— SHORT TASK —
Using the page about David Rokeby, say whether each statement agrees with it: (a) Rokeby lives and teaches in Toronto; (b) "Very Nervous System" tracks movement with microphones; (c) Rokeby's 1980s work questioned what human-machine interaction meant for artificial intelligence. Answer each with yes or no and quote the words from the page that decide it.

— PAGE TEXT —
* begin *
David Rokeby

Artengine's ARTIFICIAL IMAGINATION

David Rokeby, a part of the vanguard of electronic, video, and installation art since the early 1980s, delivers an artist talk that delves deeply into the evolving interplay between humans, technology, and artificial intelligence. Living and teaching in Toronto at Ryerson University’s RTA School of Media, Rokeby has consistently explored themes of digital surveillance and the perception of time through his art, a concept he refers to as ‘process time.’

During his presentation, Rokeby recounts his artistic journey, starting from his work in the 1980s that researched the interaction between human bodies and machines. This early work laid the foundation for his 1990s projects, which began to question the implications of these interactions for artificial intelligence. He reflects on the relatively primitive state of AI during his initial explorations compared to today’s advanced deep learning technologies.

A significant part of his talk focuses on his installation, “Very Nervous System” which uses cameras to track movement and create music in real-time, fostering a dynamic interaction between the body and technology. This piece, Rokeby explains, not only reflects the movements it detects but also generates a responsive, immersive environment that explores the blurred boundaries between the physical self and digital responses.

Rokeby discusses the philosophical and existential questions that arise from his engagements with technology—particularly how consciousness and bodily experience influence and are influenced by digital systems. He is intrigued by the immediate, often surprising interactions between human intent and technological feedback, which challenge traditional notions of control and agency.
* end *
— PROVIDED DATA —
* begin *
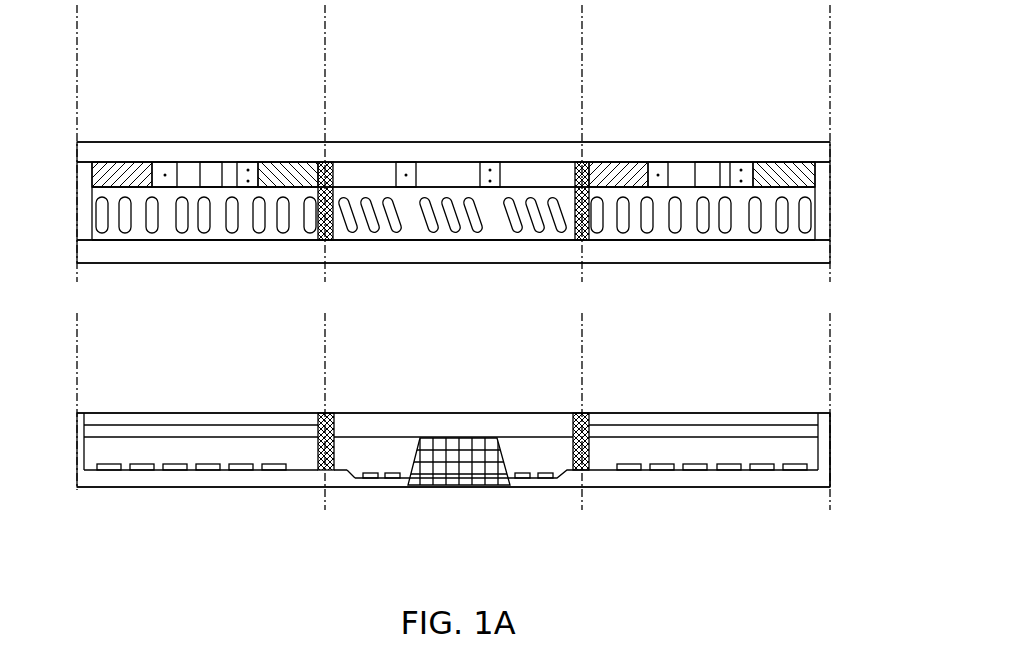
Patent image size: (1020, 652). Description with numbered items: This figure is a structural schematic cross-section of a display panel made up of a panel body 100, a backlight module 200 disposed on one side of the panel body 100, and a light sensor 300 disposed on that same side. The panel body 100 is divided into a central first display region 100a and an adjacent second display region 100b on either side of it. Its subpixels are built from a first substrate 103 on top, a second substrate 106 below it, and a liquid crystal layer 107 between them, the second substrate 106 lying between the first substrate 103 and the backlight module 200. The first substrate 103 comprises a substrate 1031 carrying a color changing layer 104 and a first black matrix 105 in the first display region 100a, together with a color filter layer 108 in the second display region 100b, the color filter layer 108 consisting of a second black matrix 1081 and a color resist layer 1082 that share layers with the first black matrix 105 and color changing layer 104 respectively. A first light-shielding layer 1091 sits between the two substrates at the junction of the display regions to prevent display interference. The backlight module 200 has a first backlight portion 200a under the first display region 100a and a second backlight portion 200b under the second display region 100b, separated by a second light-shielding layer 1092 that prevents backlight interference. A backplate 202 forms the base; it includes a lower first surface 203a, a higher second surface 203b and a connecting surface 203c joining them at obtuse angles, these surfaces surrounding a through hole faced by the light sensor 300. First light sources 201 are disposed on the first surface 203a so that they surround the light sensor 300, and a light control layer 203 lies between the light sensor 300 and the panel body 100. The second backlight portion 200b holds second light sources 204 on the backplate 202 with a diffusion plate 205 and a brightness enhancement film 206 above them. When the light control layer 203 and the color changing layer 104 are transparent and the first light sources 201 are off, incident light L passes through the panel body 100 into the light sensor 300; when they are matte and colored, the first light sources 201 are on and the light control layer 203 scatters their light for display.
* end *
— THE SOLUTION —
(a) Yes: "Living and teaching in Toronto at Ryerson University’s RTA School of Media"
(b) No: "uses cameras to track movement and create music in real-time"
(c) No: "This early work laid the foundation for his 1990s projects, which began to question the implications of these interactions for artificial intelligence."